** START RECORDS FOR THIS TASK **
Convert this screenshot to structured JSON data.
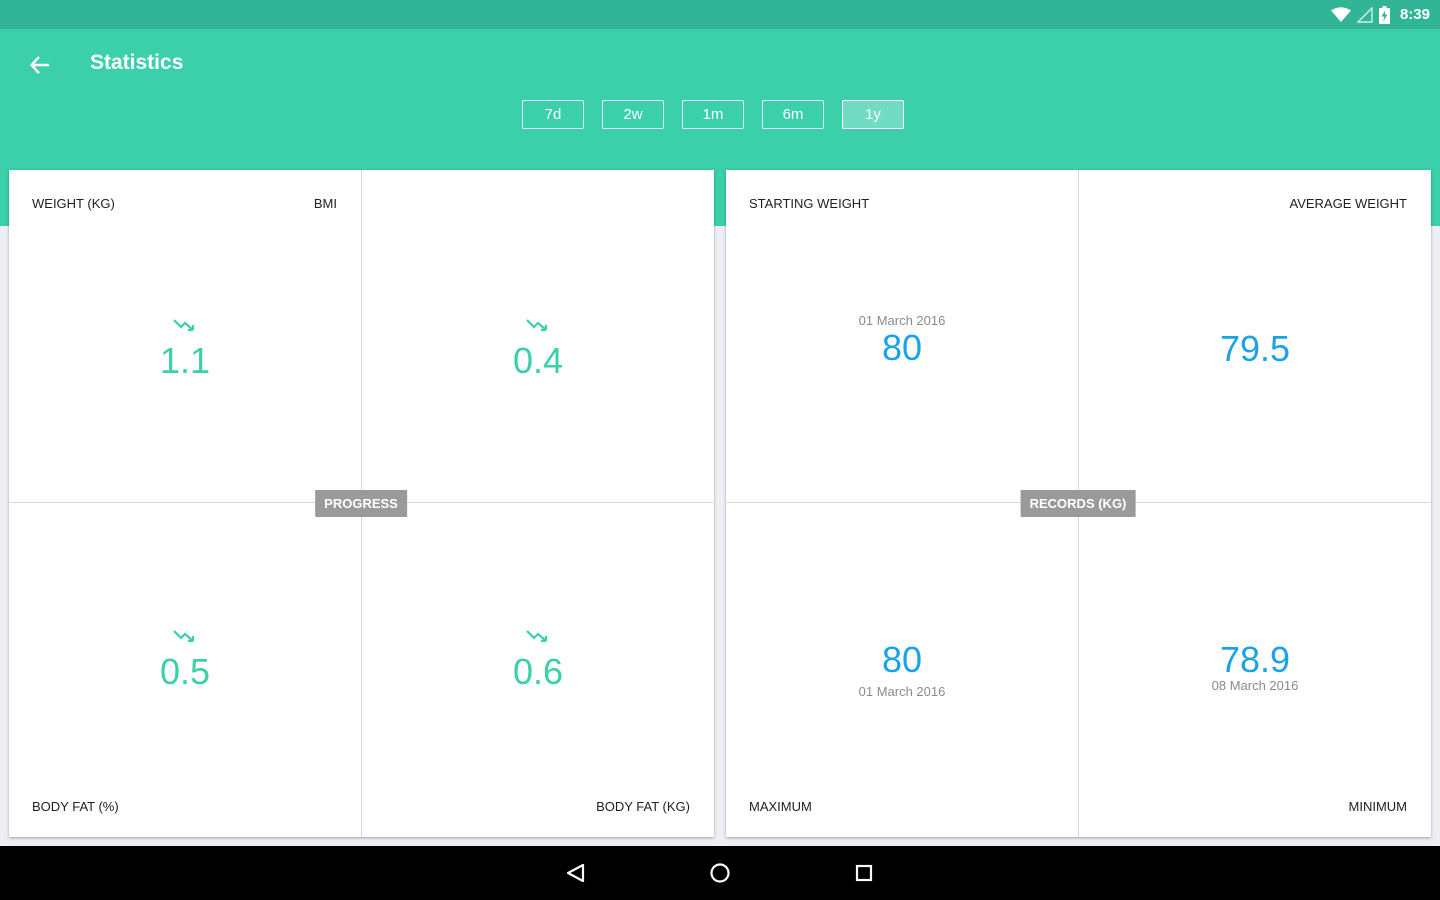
{
  "status_bar": {
    "time": "8:39",
    "icons": [
      "wifi-icon",
      "signal-icon",
      "battery-charging-icon"
    ]
  },
  "app_bar": {
    "title": "Statistics",
    "back_icon": "arrow-back-icon",
    "ranges": [
      {
        "label": "7d",
        "active": false
      },
      {
        "label": "2w",
        "active": false
      },
      {
        "label": "1m",
        "active": false
      },
      {
        "label": "6m",
        "active": false
      },
      {
        "label": "1y",
        "active": true
      }
    ]
  },
  "progress": {
    "tag": "PROGRESS",
    "trend_icon": "trending-down-icon",
    "weight": {
      "label": "WEIGHT (KG)",
      "value": "1.1"
    },
    "bmi": {
      "label": "BMI",
      "value": "0.4"
    },
    "body_fat_pct": {
      "label": "BODY FAT (%)",
      "value": "0.5"
    },
    "body_fat_kg": {
      "label": "BODY FAT (KG)",
      "value": "0.6"
    }
  },
  "records": {
    "tag": "RECORDS (KG)",
    "starting": {
      "label": "STARTING WEIGHT",
      "date": "01 March 2016",
      "value": "80"
    },
    "average": {
      "label": "AVERAGE WEIGHT",
      "value": "79.5"
    },
    "maximum": {
      "label": "MAXIMUM",
      "date": "01 March 2016",
      "value": "80"
    },
    "minimum": {
      "label": "MINIMUM",
      "date": "08 March 2016",
      "value": "78.9"
    }
  },
  "colors": {
    "accent": "#3bcfaa",
    "status_bar": "#31b596",
    "value_blue": "#1aa3e8",
    "tag_gray": "#9a9a9a"
  },
  "nav_bar": {
    "icons": [
      "nav-back-icon",
      "nav-home-icon",
      "nav-recents-icon"
    ]
  }
}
** END RECORDS FOR THIS TASK **
GOAL:
Filter out every line that lacks the word "back", and copy the rest.

SOLUTION TO THE EXERCISE:
    "back_icon": "arrow-back-icon",
      "nav-back-icon",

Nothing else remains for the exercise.